[Your task]: Look for the string "CLUB" in every line, and copy each line that has it.

[Stored data]:

_____

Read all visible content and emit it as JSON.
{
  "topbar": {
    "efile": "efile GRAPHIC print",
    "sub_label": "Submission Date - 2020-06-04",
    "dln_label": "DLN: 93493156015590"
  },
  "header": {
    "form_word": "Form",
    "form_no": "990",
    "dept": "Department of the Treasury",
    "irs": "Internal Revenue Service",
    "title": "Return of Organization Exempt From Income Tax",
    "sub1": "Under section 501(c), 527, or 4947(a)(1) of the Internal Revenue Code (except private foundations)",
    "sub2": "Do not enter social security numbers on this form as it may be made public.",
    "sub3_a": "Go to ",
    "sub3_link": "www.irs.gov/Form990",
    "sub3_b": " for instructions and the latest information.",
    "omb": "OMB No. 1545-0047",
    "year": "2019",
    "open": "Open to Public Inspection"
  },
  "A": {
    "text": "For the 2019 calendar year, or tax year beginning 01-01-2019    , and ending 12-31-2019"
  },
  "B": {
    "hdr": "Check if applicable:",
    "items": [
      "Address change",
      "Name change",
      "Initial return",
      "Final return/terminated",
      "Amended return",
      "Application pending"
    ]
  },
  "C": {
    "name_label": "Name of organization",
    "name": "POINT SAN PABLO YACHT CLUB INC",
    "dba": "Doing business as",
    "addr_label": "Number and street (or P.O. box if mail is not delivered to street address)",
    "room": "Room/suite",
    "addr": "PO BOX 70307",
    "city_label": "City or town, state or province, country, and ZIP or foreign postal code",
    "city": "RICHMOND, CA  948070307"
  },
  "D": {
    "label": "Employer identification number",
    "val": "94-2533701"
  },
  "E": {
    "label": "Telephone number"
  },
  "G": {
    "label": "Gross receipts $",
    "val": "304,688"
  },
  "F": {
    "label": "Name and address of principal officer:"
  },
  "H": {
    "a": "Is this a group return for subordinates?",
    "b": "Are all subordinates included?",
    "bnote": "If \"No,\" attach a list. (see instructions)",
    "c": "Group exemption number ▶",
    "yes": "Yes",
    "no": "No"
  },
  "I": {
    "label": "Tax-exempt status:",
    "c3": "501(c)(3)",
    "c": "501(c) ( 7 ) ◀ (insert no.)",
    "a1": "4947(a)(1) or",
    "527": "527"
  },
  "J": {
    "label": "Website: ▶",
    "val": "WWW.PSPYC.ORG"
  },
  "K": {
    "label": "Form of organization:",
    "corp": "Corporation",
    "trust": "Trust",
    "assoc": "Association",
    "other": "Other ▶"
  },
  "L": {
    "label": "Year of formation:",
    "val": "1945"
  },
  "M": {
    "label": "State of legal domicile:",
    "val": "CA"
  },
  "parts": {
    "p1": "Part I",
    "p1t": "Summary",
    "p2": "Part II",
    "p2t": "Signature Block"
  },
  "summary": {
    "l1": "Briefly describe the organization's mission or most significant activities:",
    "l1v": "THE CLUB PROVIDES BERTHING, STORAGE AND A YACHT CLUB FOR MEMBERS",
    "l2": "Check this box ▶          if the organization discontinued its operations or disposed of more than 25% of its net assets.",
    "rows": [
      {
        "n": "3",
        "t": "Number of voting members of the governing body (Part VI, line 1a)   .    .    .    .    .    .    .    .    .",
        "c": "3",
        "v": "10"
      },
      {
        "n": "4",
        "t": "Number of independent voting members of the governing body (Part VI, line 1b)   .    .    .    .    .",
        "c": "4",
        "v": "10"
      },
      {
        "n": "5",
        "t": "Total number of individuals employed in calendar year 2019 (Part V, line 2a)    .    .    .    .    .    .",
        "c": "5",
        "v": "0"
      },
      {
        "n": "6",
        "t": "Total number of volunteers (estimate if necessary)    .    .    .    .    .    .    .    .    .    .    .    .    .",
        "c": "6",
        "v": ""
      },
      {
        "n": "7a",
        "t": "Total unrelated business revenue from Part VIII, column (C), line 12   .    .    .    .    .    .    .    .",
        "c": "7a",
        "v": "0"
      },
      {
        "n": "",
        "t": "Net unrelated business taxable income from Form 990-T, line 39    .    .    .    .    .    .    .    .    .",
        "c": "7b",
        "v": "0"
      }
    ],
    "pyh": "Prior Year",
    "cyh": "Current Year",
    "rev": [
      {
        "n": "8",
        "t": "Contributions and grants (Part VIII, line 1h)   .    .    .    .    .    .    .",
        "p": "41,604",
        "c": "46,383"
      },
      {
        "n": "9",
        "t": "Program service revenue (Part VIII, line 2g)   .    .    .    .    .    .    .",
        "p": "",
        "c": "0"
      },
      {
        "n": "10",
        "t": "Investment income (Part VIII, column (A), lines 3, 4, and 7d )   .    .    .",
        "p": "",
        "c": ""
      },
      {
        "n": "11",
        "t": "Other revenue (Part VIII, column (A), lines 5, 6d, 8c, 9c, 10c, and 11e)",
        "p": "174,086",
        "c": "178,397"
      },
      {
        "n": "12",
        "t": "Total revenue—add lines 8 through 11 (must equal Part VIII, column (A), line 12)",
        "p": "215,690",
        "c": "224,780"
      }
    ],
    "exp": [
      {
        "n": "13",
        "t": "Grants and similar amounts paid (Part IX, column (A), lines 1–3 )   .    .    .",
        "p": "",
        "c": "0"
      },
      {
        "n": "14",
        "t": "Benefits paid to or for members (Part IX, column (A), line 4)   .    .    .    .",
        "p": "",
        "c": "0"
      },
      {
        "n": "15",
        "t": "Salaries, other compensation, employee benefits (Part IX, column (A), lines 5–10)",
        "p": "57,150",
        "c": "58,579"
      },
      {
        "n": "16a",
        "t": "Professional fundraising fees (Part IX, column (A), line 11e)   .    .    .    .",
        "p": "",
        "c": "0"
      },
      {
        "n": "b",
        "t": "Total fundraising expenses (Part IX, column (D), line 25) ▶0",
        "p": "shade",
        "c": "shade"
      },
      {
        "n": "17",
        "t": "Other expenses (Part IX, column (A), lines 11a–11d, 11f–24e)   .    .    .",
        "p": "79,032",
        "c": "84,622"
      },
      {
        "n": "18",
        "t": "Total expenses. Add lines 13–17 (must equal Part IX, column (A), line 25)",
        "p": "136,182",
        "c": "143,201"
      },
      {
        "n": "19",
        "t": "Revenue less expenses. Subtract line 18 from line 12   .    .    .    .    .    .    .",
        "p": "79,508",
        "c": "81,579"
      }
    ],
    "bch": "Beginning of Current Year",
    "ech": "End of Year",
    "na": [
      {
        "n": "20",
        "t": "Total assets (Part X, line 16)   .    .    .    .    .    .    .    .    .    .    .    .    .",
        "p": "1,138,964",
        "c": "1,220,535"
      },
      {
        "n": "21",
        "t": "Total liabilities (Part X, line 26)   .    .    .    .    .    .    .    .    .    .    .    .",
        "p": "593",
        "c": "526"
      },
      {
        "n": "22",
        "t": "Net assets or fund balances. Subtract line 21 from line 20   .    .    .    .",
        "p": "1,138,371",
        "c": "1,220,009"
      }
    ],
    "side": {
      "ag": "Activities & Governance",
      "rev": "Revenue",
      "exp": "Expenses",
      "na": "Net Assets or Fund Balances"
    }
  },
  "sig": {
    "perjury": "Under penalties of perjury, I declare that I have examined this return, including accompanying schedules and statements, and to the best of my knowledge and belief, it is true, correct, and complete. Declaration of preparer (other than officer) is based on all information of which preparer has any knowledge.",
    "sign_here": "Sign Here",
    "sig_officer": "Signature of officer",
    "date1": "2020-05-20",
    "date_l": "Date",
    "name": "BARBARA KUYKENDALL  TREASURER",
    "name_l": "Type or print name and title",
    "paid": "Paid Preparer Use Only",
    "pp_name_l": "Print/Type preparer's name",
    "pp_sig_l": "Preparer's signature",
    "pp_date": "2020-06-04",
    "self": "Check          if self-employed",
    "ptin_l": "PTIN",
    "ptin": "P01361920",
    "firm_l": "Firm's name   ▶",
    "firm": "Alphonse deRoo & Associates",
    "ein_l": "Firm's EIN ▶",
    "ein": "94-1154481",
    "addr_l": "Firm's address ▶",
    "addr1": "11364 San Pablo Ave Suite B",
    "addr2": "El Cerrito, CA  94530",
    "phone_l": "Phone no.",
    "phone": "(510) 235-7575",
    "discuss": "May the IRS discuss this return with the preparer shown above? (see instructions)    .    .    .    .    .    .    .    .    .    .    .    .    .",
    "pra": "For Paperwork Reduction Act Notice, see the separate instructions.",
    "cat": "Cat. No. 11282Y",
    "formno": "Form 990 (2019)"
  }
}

_____

[Worked answer]:
    "name": "POINT SAN PABLO YACHT CLUB INC",
    "l1v": "THE CLUB PROVIDES BERTHING, STORAGE AND A YACHT CLUB FOR MEMBERS",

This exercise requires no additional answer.